[start of RECORDS PROVIDED]

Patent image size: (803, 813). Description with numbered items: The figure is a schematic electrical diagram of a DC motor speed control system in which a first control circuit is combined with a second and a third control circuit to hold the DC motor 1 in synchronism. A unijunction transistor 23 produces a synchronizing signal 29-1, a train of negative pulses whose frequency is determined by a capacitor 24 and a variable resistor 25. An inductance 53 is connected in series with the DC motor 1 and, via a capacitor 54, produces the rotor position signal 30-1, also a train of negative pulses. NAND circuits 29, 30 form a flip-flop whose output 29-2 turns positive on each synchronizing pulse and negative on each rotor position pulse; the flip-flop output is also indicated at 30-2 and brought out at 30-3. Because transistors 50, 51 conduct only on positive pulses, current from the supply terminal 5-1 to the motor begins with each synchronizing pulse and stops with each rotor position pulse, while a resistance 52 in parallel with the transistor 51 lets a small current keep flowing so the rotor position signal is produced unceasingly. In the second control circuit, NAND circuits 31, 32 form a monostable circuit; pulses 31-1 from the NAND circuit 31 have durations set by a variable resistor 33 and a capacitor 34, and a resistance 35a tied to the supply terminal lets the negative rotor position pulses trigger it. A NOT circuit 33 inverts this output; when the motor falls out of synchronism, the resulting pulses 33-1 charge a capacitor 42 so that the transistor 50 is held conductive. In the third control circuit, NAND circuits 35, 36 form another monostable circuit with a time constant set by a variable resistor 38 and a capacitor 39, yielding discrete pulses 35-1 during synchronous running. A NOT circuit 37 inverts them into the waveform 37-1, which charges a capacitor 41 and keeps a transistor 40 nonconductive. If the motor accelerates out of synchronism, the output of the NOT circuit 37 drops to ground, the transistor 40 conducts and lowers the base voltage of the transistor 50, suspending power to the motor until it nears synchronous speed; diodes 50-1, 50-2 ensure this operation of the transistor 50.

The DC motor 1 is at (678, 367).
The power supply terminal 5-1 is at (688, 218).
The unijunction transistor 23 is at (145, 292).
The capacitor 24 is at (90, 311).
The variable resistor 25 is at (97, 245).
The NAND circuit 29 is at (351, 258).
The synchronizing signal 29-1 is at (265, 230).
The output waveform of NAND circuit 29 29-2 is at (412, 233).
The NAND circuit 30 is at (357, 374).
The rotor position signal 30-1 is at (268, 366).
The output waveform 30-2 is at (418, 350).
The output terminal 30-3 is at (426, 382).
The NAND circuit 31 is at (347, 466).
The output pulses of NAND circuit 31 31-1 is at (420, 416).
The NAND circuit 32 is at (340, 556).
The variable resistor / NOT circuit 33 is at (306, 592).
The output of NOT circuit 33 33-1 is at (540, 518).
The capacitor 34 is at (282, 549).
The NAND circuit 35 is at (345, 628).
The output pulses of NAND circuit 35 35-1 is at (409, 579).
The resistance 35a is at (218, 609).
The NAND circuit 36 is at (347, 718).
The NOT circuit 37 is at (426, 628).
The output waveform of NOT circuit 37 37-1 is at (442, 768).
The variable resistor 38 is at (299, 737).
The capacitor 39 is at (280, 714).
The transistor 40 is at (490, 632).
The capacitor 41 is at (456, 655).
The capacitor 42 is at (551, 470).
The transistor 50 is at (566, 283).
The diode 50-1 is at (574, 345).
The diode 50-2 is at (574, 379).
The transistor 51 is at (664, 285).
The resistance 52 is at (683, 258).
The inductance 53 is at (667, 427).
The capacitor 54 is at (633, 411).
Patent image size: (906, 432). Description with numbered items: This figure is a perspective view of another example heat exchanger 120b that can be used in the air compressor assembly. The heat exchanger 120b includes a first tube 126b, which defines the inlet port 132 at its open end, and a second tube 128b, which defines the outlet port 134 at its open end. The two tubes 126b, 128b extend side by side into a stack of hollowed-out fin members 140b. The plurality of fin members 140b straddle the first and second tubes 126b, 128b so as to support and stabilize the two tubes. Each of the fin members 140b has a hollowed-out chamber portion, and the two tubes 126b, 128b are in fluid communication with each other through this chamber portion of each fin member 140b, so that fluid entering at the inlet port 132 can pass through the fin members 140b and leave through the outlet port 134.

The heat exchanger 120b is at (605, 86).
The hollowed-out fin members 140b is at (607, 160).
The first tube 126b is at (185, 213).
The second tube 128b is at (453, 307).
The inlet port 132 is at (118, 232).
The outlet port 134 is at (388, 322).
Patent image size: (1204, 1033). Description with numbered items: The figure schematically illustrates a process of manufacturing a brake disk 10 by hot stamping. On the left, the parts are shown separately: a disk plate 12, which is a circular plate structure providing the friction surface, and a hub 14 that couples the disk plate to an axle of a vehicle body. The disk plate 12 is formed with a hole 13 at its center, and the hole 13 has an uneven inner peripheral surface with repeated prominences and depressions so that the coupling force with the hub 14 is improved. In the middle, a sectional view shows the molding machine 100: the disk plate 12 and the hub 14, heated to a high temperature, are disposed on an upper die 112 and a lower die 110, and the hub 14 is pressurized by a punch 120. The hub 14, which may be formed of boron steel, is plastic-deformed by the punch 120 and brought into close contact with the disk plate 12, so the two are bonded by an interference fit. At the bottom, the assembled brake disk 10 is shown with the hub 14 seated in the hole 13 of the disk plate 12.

[end of RECORDS PROVIDED]

**PROBLEM REQUIREMENTS**
Rewrite everything from "Patent image size: (906, 432)." down to "The outlet port 134 is at (388, 322).", putting "air compressor unit" in place of "air compressor assembly" and leaving the rest unchanged.

**WORKED ANSWER**
Patent image size: (906, 432). Description with numbered items: This figure is a perspective view of another example heat exchanger 120b that can be used in the air compressor unit. The heat exchanger 120b includes a first tube 126b, which defines the inlet port 132 at its open end, and a second tube 128b, which defines the outlet port 134 at its open end. The two tubes 126b, 128b extend side by side into a stack of hollowed-out fin members 140b. The plurality of fin members 140b straddle the first and second tubes 126b, 128b so as to support and stabilize the two tubes. Each of the fin members 140b has a hollowed-out chamber portion, and the two tubes 126b, 128b are in fluid communication with each other through this chamber portion of each fin member 140b, so that fluid entering at the inlet port 132 can pass through the fin members 140b and leave through the outlet port 134.

The heat exchanger 120b is at (605, 86).
The hollowed-out fin members 140b is at (607, 160).
The first tube 126b is at (185, 213).
The second tube 128b is at (453, 307).
The inlet port 132 is at (118, 232).
The outlet port 134 is at (388, 322).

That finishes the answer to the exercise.